DATA SHOWN:

>> START

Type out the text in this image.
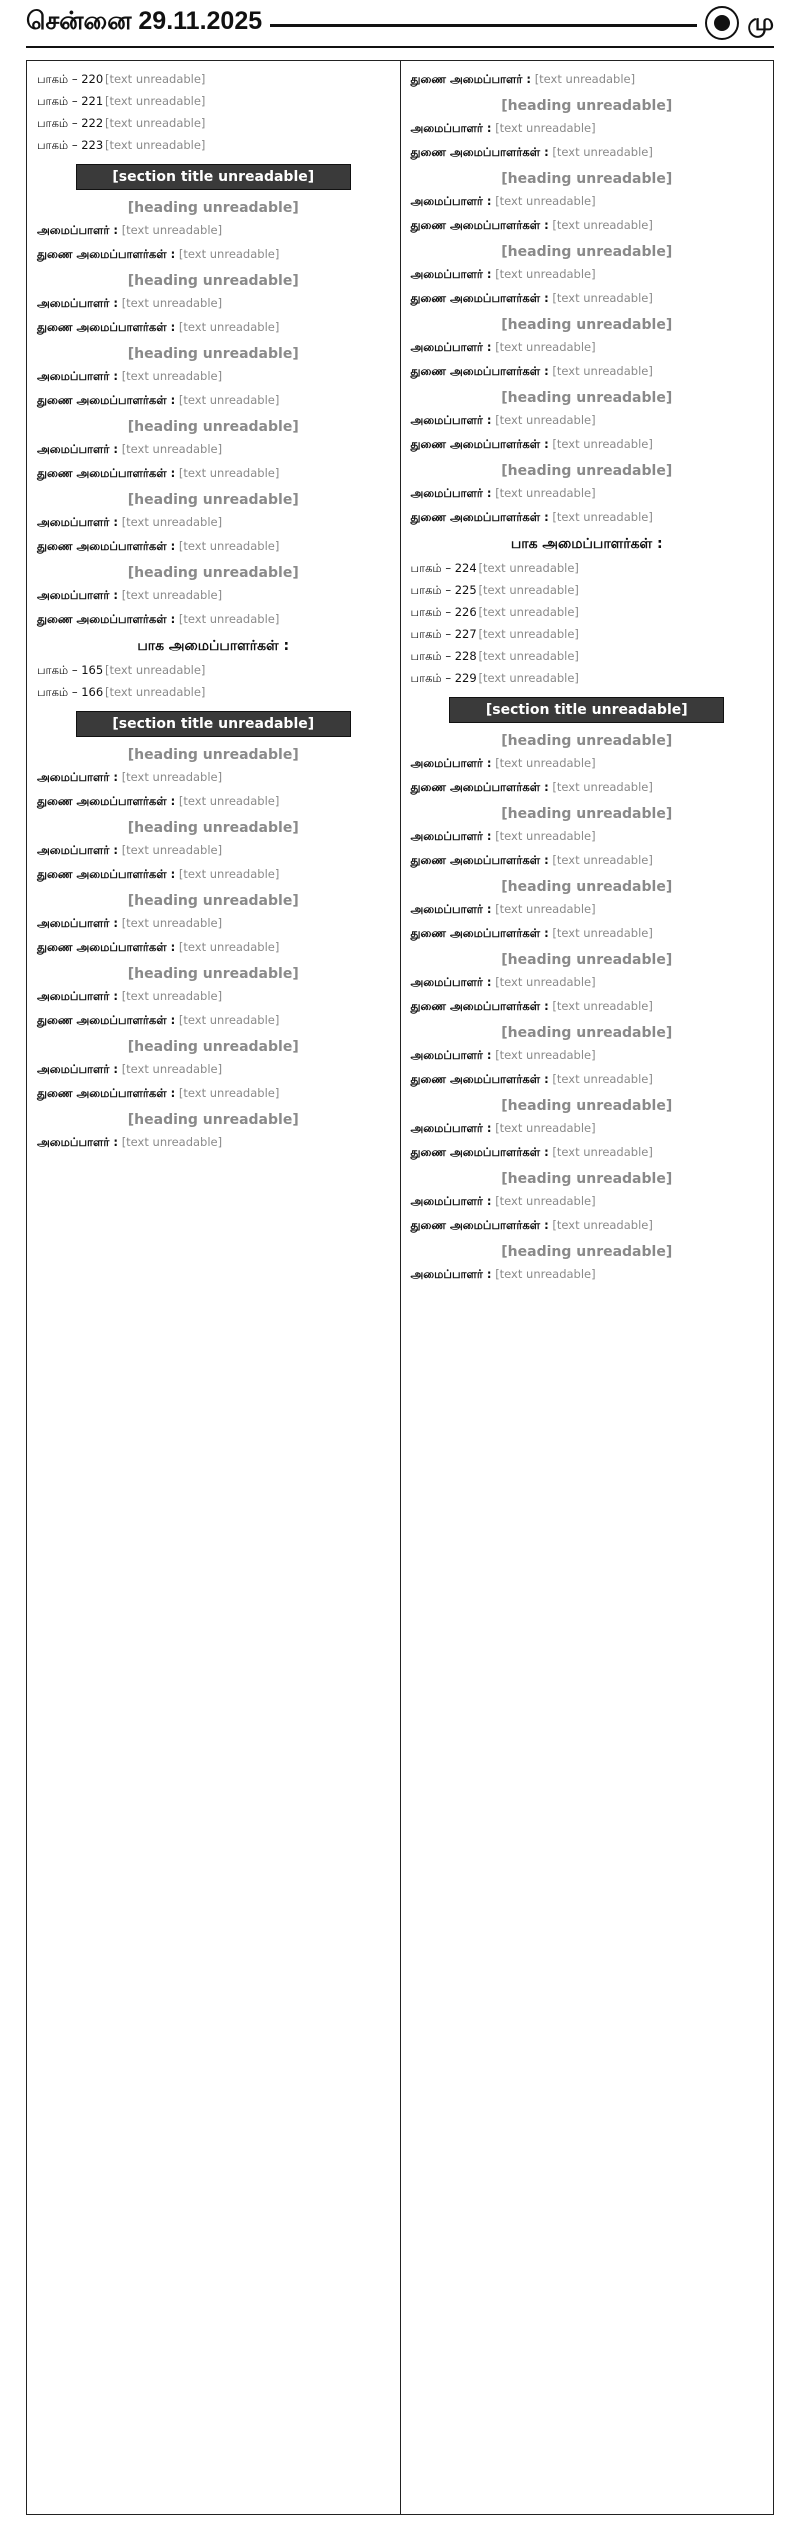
சென்னை 29.11.2025	மு
பாகம் – 220 [text unreadable]
பாகம் – 221 [text unreadable]
பாகம் – 222 [text unreadable]
பாகம் – 223 [text unreadable]
[section title unreadable]
[heading unreadable]
அமைப்பாளர் : [text unreadable]
துணை அமைப்பாளர்கள் : [text unreadable]
[heading unreadable]
அமைப்பாளர் : [text unreadable]
துணை அமைப்பாளர்கள் : [text unreadable]
[heading unreadable]
அமைப்பாளர் : [text unreadable]
துணை அமைப்பாளர்கள் : [text unreadable]
[heading unreadable]
அமைப்பாளர் : [text unreadable]
துணை அமைப்பாளர்கள் : [text unreadable]
[heading unreadable]
அமைப்பாளர் : [text unreadable]
துணை அமைப்பாளர்கள் : [text unreadable]
[heading unreadable]
அமைப்பாளர் : [text unreadable]
துணை அமைப்பாளர்கள் : [text unreadable]
பாக அமைப்பாளர்கள் :
பாகம் – 165 [text unreadable]
பாகம் – 166 [text unreadable]
[section title unreadable]
[heading unreadable]
அமைப்பாளர் : [text unreadable]
துணை அமைப்பாளர்கள் : [text unreadable]
[heading unreadable]
அமைப்பாளர் : [text unreadable]
துணை அமைப்பாளர்கள் : [text unreadable]
[heading unreadable]
அமைப்பாளர் : [text unreadable]
துணை அமைப்பாளர்கள் : [text unreadable]
[heading unreadable]
அமைப்பாளர் : [text unreadable]
துணை அமைப்பாளர்கள் : [text unreadable]
[heading unreadable]
அமைப்பாளர் : [text unreadable]
துணை அமைப்பாளர்கள் : [text unreadable]
[heading unreadable]
அமைப்பாளர் : [text unreadable]
துணை அமைப்பாளர் : [text unreadable]
[heading unreadable]
அமைப்பாளர் : [text unreadable]
துணை அமைப்பாளர்கள் : [text unreadable]
[heading unreadable]
அமைப்பாளர் : [text unreadable]
துணை அமைப்பாளர்கள் : [text unreadable]
[heading unreadable]
அமைப்பாளர் : [text unreadable]
துணை அமைப்பாளர்கள் : [text unreadable]
[heading unreadable]
அமைப்பாளர் : [text unreadable]
துணை அமைப்பாளர்கள் : [text unreadable]
[heading unreadable]
அமைப்பாளர் : [text unreadable]
துணை அமைப்பாளர்கள் : [text unreadable]
[heading unreadable]
அமைப்பாளர் : [text unreadable]
துணை அமைப்பாளர்கள் : [text unreadable]
பாக அமைப்பாளர்கள் :
பாகம் – 224 [text unreadable]
பாகம் – 225 [text unreadable]
பாகம் – 226 [text unreadable]
பாகம் – 227 [text unreadable]
பாகம் – 228 [text unreadable]
பாகம் – 229 [text unreadable]
[section title unreadable]
[heading unreadable]
அமைப்பாளர் : [text unreadable]
துணை அமைப்பாளர்கள் : [text unreadable]
[heading unreadable]
அமைப்பாளர் : [text unreadable]
துணை அமைப்பாளர்கள் : [text unreadable]
[heading unreadable]
அமைப்பாளர் : [text unreadable]
துணை அமைப்பாளர்கள் : [text unreadable]
[heading unreadable]
அமைப்பாளர் : [text unreadable]
துணை அமைப்பாளர்கள் : [text unreadable]
[heading unreadable]
அமைப்பாளர் : [text unreadable]
துணை அமைப்பாளர்கள் : [text unreadable]
[heading unreadable]
அமைப்பாளர் : [text unreadable]
துணை அமைப்பாளர்கள் : [text unreadable]
[heading unreadable]
அமைப்பாளர் : [text unreadable]
துணை அமைப்பாளர்கள் : [text unreadable]
[heading unreadable]
அமைப்பாளர் : [text unreadable]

>> END

AIM: Set the pictures aside and transcribe the data above exactly.

EXERCISE RESULT:
Type out the text in this image.
சென்னை 29.11.2025	மு
பாகம் – 220 [text unreadable]
பாகம் – 221 [text unreadable]
பாகம் – 222 [text unreadable]
பாகம் – 223 [text unreadable]
[section title unreadable]
[heading unreadable]
அமைப்பாளர் : [text unreadable]
துணை அமைப்பாளர்கள் : [text unreadable]
[heading unreadable]
அமைப்பாளர் : [text unreadable]
துணை அமைப்பாளர்கள் : [text unreadable]
[heading unreadable]
அமைப்பாளர் : [text unreadable]
துணை அமைப்பாளர்கள் : [text unreadable]
[heading unreadable]
அமைப்பாளர் : [text unreadable]
துணை அமைப்பாளர்கள் : [text unreadable]
[heading unreadable]
அமைப்பாளர் : [text unreadable]
துணை அமைப்பாளர்கள் : [text unreadable]
[heading unreadable]
அமைப்பாளர் : [text unreadable]
துணை அமைப்பாளர்கள் : [text unreadable]
பாக அமைப்பாளர்கள் :
பாகம் – 165 [text unreadable]
பாகம் – 166 [text unreadable]
[section title unreadable]
[heading unreadable]
அமைப்பாளர் : [text unreadable]
துணை அமைப்பாளர்கள் : [text unreadable]
[heading unreadable]
அமைப்பாளர் : [text unreadable]
துணை அமைப்பாளர்கள் : [text unreadable]
[heading unreadable]
அமைப்பாளர் : [text unreadable]
துணை அமைப்பாளர்கள் : [text unreadable]
[heading unreadable]
அமைப்பாளர் : [text unreadable]
துணை அமைப்பாளர்கள் : [text unreadable]
[heading unreadable]
அமைப்பாளர் : [text unreadable]
துணை அமைப்பாளர்கள் : [text unreadable]
[heading unreadable]
அமைப்பாளர் : [text unreadable]
துணை அமைப்பாளர் : [text unreadable]
[heading unreadable]
அமைப்பாளர் : [text unreadable]
துணை அமைப்பாளர்கள் : [text unreadable]
[heading unreadable]
அமைப்பாளர் : [text unreadable]
துணை அமைப்பாளர்கள் : [text unreadable]
[heading unreadable]
அமைப்பாளர் : [text unreadable]
துணை அமைப்பாளர்கள் : [text unreadable]
[heading unreadable]
அமைப்பாளர் : [text unreadable]
துணை அமைப்பாளர்கள் : [text unreadable]
[heading unreadable]
அமைப்பாளர் : [text unreadable]
துணை அமைப்பாளர்கள் : [text unreadable]
[heading unreadable]
அமைப்பாளர் : [text unreadable]
துணை அமைப்பாளர்கள் : [text unreadable]
பாக அமைப்பாளர்கள் :
பாகம் – 224 [text unreadable]
பாகம் – 225 [text unreadable]
பாகம் – 226 [text unreadable]
பாகம் – 227 [text unreadable]
பாகம் – 228 [text unreadable]
பாகம் – 229 [text unreadable]
[section title unreadable]
[heading unreadable]
அமைப்பாளர் : [text unreadable]
துணை அமைப்பாளர்கள் : [text unreadable]
[heading unreadable]
அமைப்பாளர் : [text unreadable]
துணை அமைப்பாளர்கள் : [text unreadable]
[heading unreadable]
அமைப்பாளர் : [text unreadable]
துணை அமைப்பாளர்கள் : [text unreadable]
[heading unreadable]
அமைப்பாளர் : [text unreadable]
துணை அமைப்பாளர்கள் : [text unreadable]
[heading unreadable]
அமைப்பாளர் : [text unreadable]
துணை அமைப்பாளர்கள் : [text unreadable]
[heading unreadable]
அமைப்பாளர் : [text unreadable]
துணை அமைப்பாளர்கள் : [text unreadable]
[heading unreadable]
அமைப்பாளர் : [text unreadable]
துணை அமைப்பாளர்கள் : [text unreadable]
[heading unreadable]
அமைப்பாளர் : [text unreadable]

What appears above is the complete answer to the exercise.